● Written instruction
Every entry must be given again exactly.

--- start of Provided data ---

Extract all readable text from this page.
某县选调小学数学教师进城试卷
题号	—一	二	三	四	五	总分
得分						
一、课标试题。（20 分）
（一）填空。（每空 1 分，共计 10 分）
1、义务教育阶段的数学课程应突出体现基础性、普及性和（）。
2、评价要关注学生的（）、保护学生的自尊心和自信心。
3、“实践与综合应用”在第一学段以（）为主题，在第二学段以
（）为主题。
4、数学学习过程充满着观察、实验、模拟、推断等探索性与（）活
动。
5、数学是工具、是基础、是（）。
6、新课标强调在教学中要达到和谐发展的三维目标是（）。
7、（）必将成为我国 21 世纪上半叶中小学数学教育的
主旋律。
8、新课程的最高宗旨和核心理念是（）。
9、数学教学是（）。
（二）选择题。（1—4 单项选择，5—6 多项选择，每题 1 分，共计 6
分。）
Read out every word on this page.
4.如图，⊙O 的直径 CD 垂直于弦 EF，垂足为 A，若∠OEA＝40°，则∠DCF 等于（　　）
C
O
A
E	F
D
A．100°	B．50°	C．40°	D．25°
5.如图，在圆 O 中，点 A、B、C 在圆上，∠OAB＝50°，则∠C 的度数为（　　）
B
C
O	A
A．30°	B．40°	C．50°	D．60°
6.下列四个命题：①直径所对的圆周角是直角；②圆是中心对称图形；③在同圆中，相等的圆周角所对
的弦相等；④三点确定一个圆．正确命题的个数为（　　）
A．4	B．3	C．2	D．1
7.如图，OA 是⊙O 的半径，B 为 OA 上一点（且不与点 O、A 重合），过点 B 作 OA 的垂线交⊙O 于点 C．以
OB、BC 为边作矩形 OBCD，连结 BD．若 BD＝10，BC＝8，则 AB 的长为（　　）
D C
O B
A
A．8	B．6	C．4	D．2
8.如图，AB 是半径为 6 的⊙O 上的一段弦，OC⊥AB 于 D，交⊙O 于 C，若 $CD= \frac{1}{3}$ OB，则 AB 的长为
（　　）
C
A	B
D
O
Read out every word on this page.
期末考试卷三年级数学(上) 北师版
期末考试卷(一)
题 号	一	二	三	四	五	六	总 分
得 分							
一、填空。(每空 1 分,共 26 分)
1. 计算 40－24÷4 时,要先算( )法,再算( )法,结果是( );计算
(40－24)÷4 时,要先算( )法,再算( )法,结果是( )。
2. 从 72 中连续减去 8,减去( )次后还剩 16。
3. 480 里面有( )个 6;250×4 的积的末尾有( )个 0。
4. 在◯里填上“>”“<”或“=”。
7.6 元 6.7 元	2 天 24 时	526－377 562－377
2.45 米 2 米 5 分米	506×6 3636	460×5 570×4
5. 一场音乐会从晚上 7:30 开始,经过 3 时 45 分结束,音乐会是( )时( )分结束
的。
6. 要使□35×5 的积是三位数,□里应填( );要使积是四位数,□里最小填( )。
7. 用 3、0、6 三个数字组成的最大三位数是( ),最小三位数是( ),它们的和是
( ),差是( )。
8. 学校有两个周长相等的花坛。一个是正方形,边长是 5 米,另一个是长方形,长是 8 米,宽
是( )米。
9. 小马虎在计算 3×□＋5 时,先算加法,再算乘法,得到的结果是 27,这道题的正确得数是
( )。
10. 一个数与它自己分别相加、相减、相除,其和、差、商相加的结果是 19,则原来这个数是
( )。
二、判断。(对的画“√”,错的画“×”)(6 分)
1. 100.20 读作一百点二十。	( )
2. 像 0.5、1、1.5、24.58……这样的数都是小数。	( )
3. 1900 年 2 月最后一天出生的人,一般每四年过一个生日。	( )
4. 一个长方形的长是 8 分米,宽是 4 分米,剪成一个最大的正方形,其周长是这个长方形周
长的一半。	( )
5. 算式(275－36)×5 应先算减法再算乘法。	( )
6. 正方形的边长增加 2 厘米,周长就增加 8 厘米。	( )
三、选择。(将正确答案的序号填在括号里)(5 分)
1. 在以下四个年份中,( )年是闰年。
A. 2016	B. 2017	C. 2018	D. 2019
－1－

--- end of Provided data ---

● Answer in full
Extract all readable text from this page.
某县选调小学数学教师进城试卷
题号	—一	二	三	四	五	总分
得分						
一、课标试题。（20 分）
（一）填空。（每空 1 分，共计 10 分）
1、义务教育阶段的数学课程应突出体现基础性、普及性和（）。
2、评价要关注学生的（）、保护学生的自尊心和自信心。
3、“实践与综合应用”在第一学段以（）为主题，在第二学段以
（）为主题。
4、数学学习过程充满着观察、实验、模拟、推断等探索性与（）活
动。
5、数学是工具、是基础、是（）。
6、新课标强调在教学中要达到和谐发展的三维目标是（）。
7、（）必将成为我国 21 世纪上半叶中小学数学教育的
主旋律。
8、新课程的最高宗旨和核心理念是（）。
9、数学教学是（）。
（二）选择题。（1—4 单项选择，5—6 多项选择，每题 1 分，共计 6
分。）
Read out every word on this page.
4.如图，⊙O 的直径 CD 垂直于弦 EF，垂足为 A，若∠OEA＝40°，则∠DCF 等于（　　）
C
O
A
E	F
D
A．100°	B．50°	C．40°	D．25°
5.如图，在圆 O 中，点 A、B、C 在圆上，∠OAB＝50°，则∠C 的度数为（　　）
B
C
O	A
A．30°	B．40°	C．50°	D．60°
6.下列四个命题：①直径所对的圆周角是直角；②圆是中心对称图形；③在同圆中，相等的圆周角所对
的弦相等；④三点确定一个圆．正确命题的个数为（　　）
A．4	B．3	C．2	D．1
7.如图，OA 是⊙O 的半径，B 为 OA 上一点（且不与点 O、A 重合），过点 B 作 OA 的垂线交⊙O 于点 C．以
OB、BC 为边作矩形 OBCD，连结 BD．若 BD＝10，BC＝8，则 AB 的长为（　　）
D C
O B
A
A．8	B．6	C．4	D．2
8.如图，AB 是半径为 6 的⊙O 上的一段弦，OC⊥AB 于 D，交⊙O 于 C，若 $CD= \frac{1}{3}$ OB，则 AB 的长为
（　　）
C
A	B
D
O
Read out every word on this page.
期末考试卷三年级数学(上) 北师版
期末考试卷(一)
题 号	一	二	三	四	五	六	总 分
得 分							
一、填空。(每空 1 分,共 26 分)
1. 计算 40－24÷4 时,要先算( )法,再算( )法,结果是( );计算
(40－24)÷4 时,要先算( )法,再算( )法,结果是( )。
2. 从 72 中连续减去 8,减去( )次后还剩 16。
3. 480 里面有( )个 6;250×4 的积的末尾有( )个 0。
4. 在◯里填上“>”“<”或“=”。
7.6 元 6.7 元	2 天 24 时	526－377 562－377
2.45 米 2 米 5 分米	506×6 3636	460×5 570×4
5. 一场音乐会从晚上 7:30 开始,经过 3 时 45 分结束,音乐会是( )时( )分结束
的。
6. 要使□35×5 的积是三位数,□里应填( );要使积是四位数,□里最小填( )。
7. 用 3、0、6 三个数字组成的最大三位数是( ),最小三位数是( ),它们的和是
( ),差是( )。
8. 学校有两个周长相等的花坛。一个是正方形,边长是 5 米,另一个是长方形,长是 8 米,宽
是( )米。
9. 小马虎在计算 3×□＋5 时,先算加法,再算乘法,得到的结果是 27,这道题的正确得数是
( )。
10. 一个数与它自己分别相加、相减、相除,其和、差、商相加的结果是 19,则原来这个数是
( )。
二、判断。(对的画“√”,错的画“×”)(6 分)
1. 100.20 读作一百点二十。	( )
2. 像 0.5、1、1.5、24.58……这样的数都是小数。	( )
3. 1900 年 2 月最后一天出生的人,一般每四年过一个生日。	( )
4. 一个长方形的长是 8 分米,宽是 4 分米,剪成一个最大的正方形,其周长是这个长方形周
长的一半。	( )
5. 算式(275－36)×5 应先算减法再算乘法。	( )
6. 正方形的边长增加 2 厘米,周长就增加 8 厘米。	( )
三、选择。(将正确答案的序号填在括号里)(5 分)
1. 在以下四个年份中,( )年是闰年。
A. 2016	B. 2017	C. 2018	D. 2019
－1－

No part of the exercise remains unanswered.